**Task instructions**
In the listing below, locate the lines bearing the word "Stopping". Copy every one of them.
[START]
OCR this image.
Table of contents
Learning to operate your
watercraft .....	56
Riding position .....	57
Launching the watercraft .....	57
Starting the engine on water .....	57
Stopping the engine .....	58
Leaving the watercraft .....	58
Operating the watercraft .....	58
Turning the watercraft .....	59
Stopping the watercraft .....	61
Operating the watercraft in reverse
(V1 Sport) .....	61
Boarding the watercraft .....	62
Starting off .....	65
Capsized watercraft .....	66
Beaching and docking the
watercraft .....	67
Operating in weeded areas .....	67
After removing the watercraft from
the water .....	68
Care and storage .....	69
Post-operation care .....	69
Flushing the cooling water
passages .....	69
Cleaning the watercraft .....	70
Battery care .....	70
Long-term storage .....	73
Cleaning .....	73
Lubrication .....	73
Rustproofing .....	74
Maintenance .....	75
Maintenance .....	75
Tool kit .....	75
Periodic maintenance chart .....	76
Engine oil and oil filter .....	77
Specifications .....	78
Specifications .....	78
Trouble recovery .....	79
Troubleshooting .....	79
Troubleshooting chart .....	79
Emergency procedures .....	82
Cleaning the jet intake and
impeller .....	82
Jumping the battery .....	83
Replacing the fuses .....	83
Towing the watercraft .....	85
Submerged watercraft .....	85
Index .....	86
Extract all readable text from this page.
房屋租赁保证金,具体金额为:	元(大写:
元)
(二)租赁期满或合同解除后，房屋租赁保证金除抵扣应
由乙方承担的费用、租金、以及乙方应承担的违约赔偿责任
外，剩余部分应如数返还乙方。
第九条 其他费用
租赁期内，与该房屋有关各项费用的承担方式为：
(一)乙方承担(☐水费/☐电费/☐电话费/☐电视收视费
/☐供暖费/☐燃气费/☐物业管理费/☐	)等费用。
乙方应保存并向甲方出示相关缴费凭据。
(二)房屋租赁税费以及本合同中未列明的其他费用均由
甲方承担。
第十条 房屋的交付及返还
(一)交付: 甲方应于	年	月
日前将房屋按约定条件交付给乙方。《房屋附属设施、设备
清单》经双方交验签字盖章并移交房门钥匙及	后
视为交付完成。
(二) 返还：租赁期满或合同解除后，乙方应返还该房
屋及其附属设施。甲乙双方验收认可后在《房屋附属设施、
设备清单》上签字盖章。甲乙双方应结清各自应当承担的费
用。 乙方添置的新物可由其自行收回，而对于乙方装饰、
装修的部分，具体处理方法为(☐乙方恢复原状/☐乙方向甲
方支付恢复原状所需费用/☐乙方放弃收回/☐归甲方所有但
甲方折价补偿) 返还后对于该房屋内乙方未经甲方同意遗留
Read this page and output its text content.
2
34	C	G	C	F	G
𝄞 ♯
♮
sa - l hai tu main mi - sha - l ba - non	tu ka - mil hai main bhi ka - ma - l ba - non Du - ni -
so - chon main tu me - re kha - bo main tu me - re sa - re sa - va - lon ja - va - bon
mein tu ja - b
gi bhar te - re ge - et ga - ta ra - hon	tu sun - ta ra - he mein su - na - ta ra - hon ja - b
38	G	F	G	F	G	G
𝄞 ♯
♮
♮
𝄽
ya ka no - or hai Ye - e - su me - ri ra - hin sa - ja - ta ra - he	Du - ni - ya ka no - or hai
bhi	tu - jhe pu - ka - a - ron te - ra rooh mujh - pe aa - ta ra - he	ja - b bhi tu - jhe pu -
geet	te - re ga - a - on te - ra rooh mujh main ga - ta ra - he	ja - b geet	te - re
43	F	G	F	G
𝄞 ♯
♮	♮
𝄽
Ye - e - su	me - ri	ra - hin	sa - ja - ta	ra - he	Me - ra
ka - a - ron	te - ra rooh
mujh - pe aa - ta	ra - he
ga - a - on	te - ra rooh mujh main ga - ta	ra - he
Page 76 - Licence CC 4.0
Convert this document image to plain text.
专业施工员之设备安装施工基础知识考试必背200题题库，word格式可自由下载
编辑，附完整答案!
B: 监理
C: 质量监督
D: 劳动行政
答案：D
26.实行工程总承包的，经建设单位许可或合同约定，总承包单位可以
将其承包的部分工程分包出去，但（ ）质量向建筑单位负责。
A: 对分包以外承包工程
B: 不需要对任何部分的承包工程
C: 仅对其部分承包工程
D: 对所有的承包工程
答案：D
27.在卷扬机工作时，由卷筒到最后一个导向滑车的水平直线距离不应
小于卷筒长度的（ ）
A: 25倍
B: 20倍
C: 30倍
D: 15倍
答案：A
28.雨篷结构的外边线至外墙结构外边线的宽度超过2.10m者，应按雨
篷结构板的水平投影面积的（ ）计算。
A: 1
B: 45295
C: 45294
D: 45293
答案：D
[END]
**Full output**
Stopping the engine .....	58
Stopping the watercraft .....	61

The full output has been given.